Exercise —
Extract every line that includes the string "управления".

Records from a data source
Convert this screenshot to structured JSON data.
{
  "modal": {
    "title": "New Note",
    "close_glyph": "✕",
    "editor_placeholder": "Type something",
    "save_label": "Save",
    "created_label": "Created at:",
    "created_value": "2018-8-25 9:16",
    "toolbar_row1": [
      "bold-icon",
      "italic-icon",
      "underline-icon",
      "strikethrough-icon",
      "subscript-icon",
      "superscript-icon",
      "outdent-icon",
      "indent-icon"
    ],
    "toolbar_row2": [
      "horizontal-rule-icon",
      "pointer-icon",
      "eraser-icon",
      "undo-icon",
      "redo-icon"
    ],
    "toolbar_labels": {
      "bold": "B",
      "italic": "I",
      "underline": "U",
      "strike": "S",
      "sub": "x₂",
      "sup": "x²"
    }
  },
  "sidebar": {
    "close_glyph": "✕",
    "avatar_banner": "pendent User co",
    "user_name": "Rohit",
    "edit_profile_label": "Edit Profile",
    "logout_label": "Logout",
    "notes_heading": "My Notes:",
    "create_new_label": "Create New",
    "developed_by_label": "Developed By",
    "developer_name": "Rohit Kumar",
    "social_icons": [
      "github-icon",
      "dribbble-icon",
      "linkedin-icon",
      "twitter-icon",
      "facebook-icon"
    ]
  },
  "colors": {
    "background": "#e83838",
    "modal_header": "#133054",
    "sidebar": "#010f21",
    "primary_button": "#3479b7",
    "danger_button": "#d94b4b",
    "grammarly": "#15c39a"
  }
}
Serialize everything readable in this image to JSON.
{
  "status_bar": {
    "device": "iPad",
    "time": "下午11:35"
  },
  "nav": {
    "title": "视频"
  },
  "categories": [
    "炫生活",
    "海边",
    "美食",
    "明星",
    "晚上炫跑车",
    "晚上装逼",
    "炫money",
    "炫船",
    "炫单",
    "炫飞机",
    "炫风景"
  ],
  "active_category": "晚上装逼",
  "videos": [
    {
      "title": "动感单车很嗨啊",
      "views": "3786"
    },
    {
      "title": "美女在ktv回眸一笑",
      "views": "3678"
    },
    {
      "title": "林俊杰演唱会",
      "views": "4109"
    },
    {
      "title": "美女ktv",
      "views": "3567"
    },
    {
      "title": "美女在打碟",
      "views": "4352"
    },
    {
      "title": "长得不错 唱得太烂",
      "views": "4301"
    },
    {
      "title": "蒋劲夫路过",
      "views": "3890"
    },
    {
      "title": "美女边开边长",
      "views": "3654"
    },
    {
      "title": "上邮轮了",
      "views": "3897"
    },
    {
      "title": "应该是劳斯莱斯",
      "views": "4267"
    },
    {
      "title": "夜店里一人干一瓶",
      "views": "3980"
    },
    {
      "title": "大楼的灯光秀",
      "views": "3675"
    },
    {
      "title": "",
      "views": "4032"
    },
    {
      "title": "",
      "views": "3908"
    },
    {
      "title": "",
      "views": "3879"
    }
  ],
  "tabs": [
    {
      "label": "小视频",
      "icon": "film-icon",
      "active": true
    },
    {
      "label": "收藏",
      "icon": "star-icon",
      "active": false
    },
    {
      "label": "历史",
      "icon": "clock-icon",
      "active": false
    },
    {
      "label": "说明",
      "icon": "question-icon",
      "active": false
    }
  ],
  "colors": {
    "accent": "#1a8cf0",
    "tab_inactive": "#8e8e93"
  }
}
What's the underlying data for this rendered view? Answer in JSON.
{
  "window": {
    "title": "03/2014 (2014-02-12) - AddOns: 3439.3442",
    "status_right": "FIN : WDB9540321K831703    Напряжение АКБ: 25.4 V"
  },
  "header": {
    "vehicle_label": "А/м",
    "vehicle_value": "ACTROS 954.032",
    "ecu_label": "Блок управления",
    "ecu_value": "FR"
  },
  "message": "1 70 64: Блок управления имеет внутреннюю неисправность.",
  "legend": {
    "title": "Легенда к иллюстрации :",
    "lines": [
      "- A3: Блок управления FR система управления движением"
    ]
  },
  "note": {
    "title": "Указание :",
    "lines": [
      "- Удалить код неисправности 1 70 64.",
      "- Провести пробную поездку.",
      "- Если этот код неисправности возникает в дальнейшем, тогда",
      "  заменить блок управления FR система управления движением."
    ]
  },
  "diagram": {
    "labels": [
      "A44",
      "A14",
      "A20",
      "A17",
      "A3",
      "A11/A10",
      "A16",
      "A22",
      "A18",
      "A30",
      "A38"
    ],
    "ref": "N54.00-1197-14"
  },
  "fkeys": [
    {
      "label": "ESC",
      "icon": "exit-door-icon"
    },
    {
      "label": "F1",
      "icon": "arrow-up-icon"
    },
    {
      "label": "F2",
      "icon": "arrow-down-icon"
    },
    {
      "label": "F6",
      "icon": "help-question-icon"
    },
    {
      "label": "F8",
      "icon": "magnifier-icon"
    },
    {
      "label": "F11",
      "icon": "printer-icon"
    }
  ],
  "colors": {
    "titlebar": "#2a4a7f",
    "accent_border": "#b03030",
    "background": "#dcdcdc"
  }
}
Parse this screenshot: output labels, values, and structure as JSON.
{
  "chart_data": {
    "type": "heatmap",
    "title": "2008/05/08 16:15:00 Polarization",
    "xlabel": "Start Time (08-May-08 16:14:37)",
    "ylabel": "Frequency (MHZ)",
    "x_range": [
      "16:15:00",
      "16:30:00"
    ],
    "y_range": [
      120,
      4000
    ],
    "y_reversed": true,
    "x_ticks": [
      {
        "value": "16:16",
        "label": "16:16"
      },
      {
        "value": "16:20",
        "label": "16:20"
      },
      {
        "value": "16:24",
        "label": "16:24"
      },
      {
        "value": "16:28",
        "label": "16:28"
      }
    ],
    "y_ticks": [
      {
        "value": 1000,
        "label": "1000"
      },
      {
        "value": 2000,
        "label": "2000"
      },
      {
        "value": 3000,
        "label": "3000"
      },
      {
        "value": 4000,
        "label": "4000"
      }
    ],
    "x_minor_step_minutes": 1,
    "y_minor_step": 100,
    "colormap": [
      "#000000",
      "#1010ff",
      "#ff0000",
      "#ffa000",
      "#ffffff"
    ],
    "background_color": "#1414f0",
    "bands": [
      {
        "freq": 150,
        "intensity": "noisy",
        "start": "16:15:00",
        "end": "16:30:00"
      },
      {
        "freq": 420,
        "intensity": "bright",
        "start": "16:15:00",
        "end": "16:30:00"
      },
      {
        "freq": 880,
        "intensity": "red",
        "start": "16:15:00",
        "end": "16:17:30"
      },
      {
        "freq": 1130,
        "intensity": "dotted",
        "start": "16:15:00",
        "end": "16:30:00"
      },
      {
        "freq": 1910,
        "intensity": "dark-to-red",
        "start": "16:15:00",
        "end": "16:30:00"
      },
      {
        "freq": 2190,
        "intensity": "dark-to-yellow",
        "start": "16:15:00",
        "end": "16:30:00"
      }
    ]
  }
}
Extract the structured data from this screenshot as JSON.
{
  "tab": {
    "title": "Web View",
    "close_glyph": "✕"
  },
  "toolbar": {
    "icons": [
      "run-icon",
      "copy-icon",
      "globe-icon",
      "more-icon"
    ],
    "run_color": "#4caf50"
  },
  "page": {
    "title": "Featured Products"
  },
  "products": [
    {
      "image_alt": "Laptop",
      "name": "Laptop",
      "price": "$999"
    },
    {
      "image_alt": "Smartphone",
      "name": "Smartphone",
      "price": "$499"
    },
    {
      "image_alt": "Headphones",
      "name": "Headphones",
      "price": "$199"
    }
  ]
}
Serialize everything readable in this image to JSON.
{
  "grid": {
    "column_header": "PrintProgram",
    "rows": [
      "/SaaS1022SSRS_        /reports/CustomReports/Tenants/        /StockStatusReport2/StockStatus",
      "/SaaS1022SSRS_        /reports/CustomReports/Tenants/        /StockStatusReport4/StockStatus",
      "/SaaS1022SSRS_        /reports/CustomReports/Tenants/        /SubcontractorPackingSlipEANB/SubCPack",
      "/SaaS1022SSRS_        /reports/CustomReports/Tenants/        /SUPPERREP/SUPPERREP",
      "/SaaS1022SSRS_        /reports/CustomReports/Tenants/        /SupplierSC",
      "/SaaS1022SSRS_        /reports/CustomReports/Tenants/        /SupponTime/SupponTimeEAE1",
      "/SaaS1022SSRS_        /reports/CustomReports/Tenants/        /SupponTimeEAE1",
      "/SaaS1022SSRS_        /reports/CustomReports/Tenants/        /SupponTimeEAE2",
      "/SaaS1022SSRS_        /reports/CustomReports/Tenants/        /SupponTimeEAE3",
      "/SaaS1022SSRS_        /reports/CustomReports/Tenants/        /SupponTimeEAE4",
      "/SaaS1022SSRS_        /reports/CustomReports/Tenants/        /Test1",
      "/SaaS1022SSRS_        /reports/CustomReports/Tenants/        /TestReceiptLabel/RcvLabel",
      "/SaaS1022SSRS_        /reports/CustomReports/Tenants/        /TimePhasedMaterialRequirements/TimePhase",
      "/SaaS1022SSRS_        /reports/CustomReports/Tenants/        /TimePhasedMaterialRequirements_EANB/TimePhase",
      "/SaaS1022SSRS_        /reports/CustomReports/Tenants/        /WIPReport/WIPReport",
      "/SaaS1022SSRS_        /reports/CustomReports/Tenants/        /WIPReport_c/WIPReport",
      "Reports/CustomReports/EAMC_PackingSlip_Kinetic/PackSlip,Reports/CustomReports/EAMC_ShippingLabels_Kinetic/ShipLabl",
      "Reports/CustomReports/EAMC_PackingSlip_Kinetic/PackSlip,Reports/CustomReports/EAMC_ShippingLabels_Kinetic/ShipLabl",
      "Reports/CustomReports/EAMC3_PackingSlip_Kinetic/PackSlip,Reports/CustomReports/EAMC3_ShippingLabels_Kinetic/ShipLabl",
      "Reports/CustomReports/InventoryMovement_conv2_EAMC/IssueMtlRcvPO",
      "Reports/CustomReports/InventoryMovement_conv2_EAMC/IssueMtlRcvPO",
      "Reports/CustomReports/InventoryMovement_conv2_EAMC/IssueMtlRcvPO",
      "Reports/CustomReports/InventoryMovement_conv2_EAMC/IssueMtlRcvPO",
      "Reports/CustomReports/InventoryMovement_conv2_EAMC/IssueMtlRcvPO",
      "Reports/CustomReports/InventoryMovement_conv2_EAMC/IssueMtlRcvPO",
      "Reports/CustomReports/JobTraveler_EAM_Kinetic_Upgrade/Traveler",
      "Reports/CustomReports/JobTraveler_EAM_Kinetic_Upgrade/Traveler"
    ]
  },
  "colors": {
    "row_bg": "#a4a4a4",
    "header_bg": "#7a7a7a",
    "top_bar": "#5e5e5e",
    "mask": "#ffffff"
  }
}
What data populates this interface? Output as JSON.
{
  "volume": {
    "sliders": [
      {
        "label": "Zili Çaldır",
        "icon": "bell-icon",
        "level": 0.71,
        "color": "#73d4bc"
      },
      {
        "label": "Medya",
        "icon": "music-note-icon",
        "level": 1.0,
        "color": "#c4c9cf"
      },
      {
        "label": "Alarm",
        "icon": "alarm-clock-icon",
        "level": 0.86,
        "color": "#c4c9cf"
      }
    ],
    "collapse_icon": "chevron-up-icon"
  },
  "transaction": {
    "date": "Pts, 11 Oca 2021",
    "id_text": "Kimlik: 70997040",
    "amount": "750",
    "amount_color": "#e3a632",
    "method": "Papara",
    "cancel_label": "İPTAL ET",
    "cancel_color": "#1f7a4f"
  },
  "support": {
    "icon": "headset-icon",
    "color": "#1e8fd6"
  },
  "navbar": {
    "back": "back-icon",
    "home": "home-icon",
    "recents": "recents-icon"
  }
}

Full answer —
    "ecu_label": "Блок управления",
  "message": "1 70 64: Блок управления имеет внутреннюю неисправность.",
      "- A3: Блок управления FR система управления движением"
      "  заменить блок управления FR система управления движением."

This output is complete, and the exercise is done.